(Saved entries)
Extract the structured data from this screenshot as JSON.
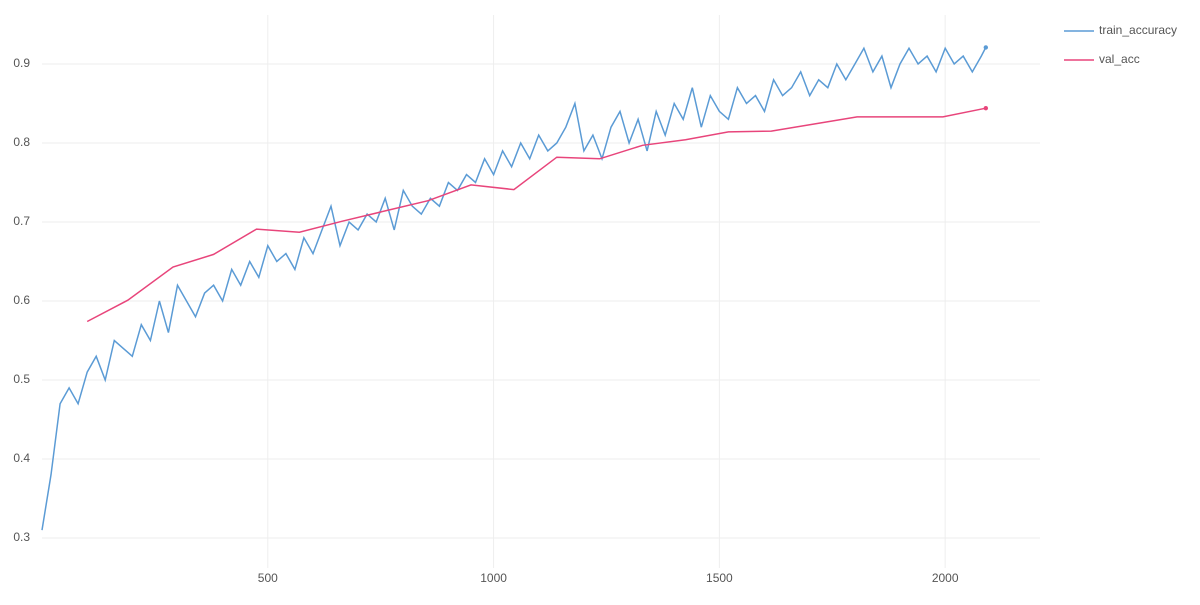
{
  "chart_data": {
    "type": "line",
    "xlim": [
      0,
      2210
    ],
    "ylim": [
      0.262,
      0.962
    ],
    "xticks": [
      500,
      1000,
      1500,
      2000
    ],
    "yticks": [
      0.3,
      0.4,
      0.5,
      0.6,
      0.7,
      0.8,
      0.9
    ],
    "grid": true,
    "legend": "top-right-outside",
    "series": [
      {
        "name": "train_accuracy",
        "color": "#5b9bd5",
        "x": [
          0,
          20,
          40,
          60,
          80,
          100,
          120,
          140,
          160,
          180,
          200,
          220,
          240,
          260,
          280,
          300,
          320,
          340,
          360,
          380,
          400,
          420,
          440,
          460,
          480,
          500,
          520,
          540,
          560,
          580,
          600,
          620,
          640,
          660,
          680,
          700,
          720,
          740,
          760,
          780,
          800,
          820,
          840,
          860,
          880,
          900,
          920,
          940,
          960,
          980,
          1000,
          1020,
          1040,
          1060,
          1080,
          1100,
          1120,
          1140,
          1160,
          1180,
          1200,
          1220,
          1240,
          1260,
          1280,
          1300,
          1320,
          1340,
          1360,
          1380,
          1400,
          1420,
          1440,
          1460,
          1480,
          1500,
          1520,
          1540,
          1560,
          1580,
          1600,
          1620,
          1640,
          1660,
          1680,
          1700,
          1720,
          1740,
          1760,
          1780,
          1800,
          1820,
          1840,
          1860,
          1880,
          1900,
          1920,
          1940,
          1960,
          1980,
          2000,
          2020,
          2040,
          2060,
          2080,
          2090
        ],
        "values": [
          0.31,
          0.38,
          0.47,
          0.49,
          0.47,
          0.51,
          0.53,
          0.5,
          0.55,
          0.54,
          0.53,
          0.57,
          0.55,
          0.6,
          0.56,
          0.62,
          0.6,
          0.58,
          0.61,
          0.62,
          0.6,
          0.64,
          0.62,
          0.65,
          0.63,
          0.67,
          0.65,
          0.66,
          0.64,
          0.68,
          0.66,
          0.69,
          0.72,
          0.67,
          0.7,
          0.69,
          0.71,
          0.7,
          0.73,
          0.69,
          0.74,
          0.72,
          0.71,
          0.73,
          0.72,
          0.75,
          0.74,
          0.76,
          0.75,
          0.78,
          0.76,
          0.79,
          0.77,
          0.8,
          0.78,
          0.81,
          0.79,
          0.8,
          0.82,
          0.85,
          0.79,
          0.81,
          0.78,
          0.82,
          0.84,
          0.8,
          0.83,
          0.79,
          0.84,
          0.81,
          0.85,
          0.83,
          0.87,
          0.82,
          0.86,
          0.84,
          0.83,
          0.87,
          0.85,
          0.86,
          0.84,
          0.88,
          0.86,
          0.87,
          0.89,
          0.86,
          0.88,
          0.87,
          0.9,
          0.88,
          0.9,
          0.92,
          0.89,
          0.91,
          0.87,
          0.9,
          0.92,
          0.9,
          0.91,
          0.89,
          0.92,
          0.9,
          0.91,
          0.89,
          0.91,
          0.921
        ]
      },
      {
        "name": "val_acc",
        "color": "#e8457b",
        "x": [
          100,
          190,
          290,
          380,
          475,
          570,
          665,
          760,
          855,
          950,
          1045,
          1140,
          1235,
          1330,
          1425,
          1520,
          1615,
          1710,
          1805,
          1995,
          2090
        ],
        "values": [
          0.574,
          0.601,
          0.643,
          0.659,
          0.691,
          0.687,
          0.701,
          0.714,
          0.727,
          0.747,
          0.741,
          0.782,
          0.78,
          0.797,
          0.804,
          0.814,
          0.815,
          0.824,
          0.833,
          0.833,
          0.844
        ]
      }
    ]
  }
}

▸ **TO BE DONE**
Repeat the listing in full and exactly. Leave any pictures out.

▸ **RIGHT ANSWER**
Extract the structured data from this screenshot as JSON.
{
  "chart_data": {
    "type": "line",
    "xlim": [
      0,
      2210
    ],
    "ylim": [
      0.262,
      0.962
    ],
    "xticks": [
      500,
      1000,
      1500,
      2000
    ],
    "yticks": [
      0.3,
      0.4,
      0.5,
      0.6,
      0.7,
      0.8,
      0.9
    ],
    "grid": true,
    "legend": "top-right-outside",
    "series": [
      {
        "name": "train_accuracy",
        "color": "#5b9bd5",
        "x": [
          0,
          20,
          40,
          60,
          80,
          100,
          120,
          140,
          160,
          180,
          200,
          220,
          240,
          260,
          280,
          300,
          320,
          340,
          360,
          380,
          400,
          420,
          440,
          460,
          480,
          500,
          520,
          540,
          560,
          580,
          600,
          620,
          640,
          660,
          680,
          700,
          720,
          740,
          760,
          780,
          800,
          820,
          840,
          860,
          880,
          900,
          920,
          940,
          960,
          980,
          1000,
          1020,
          1040,
          1060,
          1080,
          1100,
          1120,
          1140,
          1160,
          1180,
          1200,
          1220,
          1240,
          1260,
          1280,
          1300,
          1320,
          1340,
          1360,
          1380,
          1400,
          1420,
          1440,
          1460,
          1480,
          1500,
          1520,
          1540,
          1560,
          1580,
          1600,
          1620,
          1640,
          1660,
          1680,
          1700,
          1720,
          1740,
          1760,
          1780,
          1800,
          1820,
          1840,
          1860,
          1880,
          1900,
          1920,
          1940,
          1960,
          1980,
          2000,
          2020,
          2040,
          2060,
          2080,
          2090
        ],
        "values": [
          0.31,
          0.38,
          0.47,
          0.49,
          0.47,
          0.51,
          0.53,
          0.5,
          0.55,
          0.54,
          0.53,
          0.57,
          0.55,
          0.6,
          0.56,
          0.62,
          0.6,
          0.58,
          0.61,
          0.62,
          0.6,
          0.64,
          0.62,
          0.65,
          0.63,
          0.67,
          0.65,
          0.66,
          0.64,
          0.68,
          0.66,
          0.69,
          0.72,
          0.67,
          0.7,
          0.69,
          0.71,
          0.7,
          0.73,
          0.69,
          0.74,
          0.72,
          0.71,
          0.73,
          0.72,
          0.75,
          0.74,
          0.76,
          0.75,
          0.78,
          0.76,
          0.79,
          0.77,
          0.8,
          0.78,
          0.81,
          0.79,
          0.8,
          0.82,
          0.85,
          0.79,
          0.81,
          0.78,
          0.82,
          0.84,
          0.8,
          0.83,
          0.79,
          0.84,
          0.81,
          0.85,
          0.83,
          0.87,
          0.82,
          0.86,
          0.84,
          0.83,
          0.87,
          0.85,
          0.86,
          0.84,
          0.88,
          0.86,
          0.87,
          0.89,
          0.86,
          0.88,
          0.87,
          0.9,
          0.88,
          0.9,
          0.92,
          0.89,
          0.91,
          0.87,
          0.9,
          0.92,
          0.9,
          0.91,
          0.89,
          0.92,
          0.9,
          0.91,
          0.89,
          0.91,
          0.921
        ]
      },
      {
        "name": "val_acc",
        "color": "#e8457b",
        "x": [
          100,
          190,
          290,
          380,
          475,
          570,
          665,
          760,
          855,
          950,
          1045,
          1140,
          1235,
          1330,
          1425,
          1520,
          1615,
          1710,
          1805,
          1995,
          2090
        ],
        "values": [
          0.574,
          0.601,
          0.643,
          0.659,
          0.691,
          0.687,
          0.701,
          0.714,
          0.727,
          0.747,
          0.741,
          0.782,
          0.78,
          0.797,
          0.804,
          0.814,
          0.815,
          0.824,
          0.833,
          0.833,
          0.844
        ]
      }
    ]
  }
}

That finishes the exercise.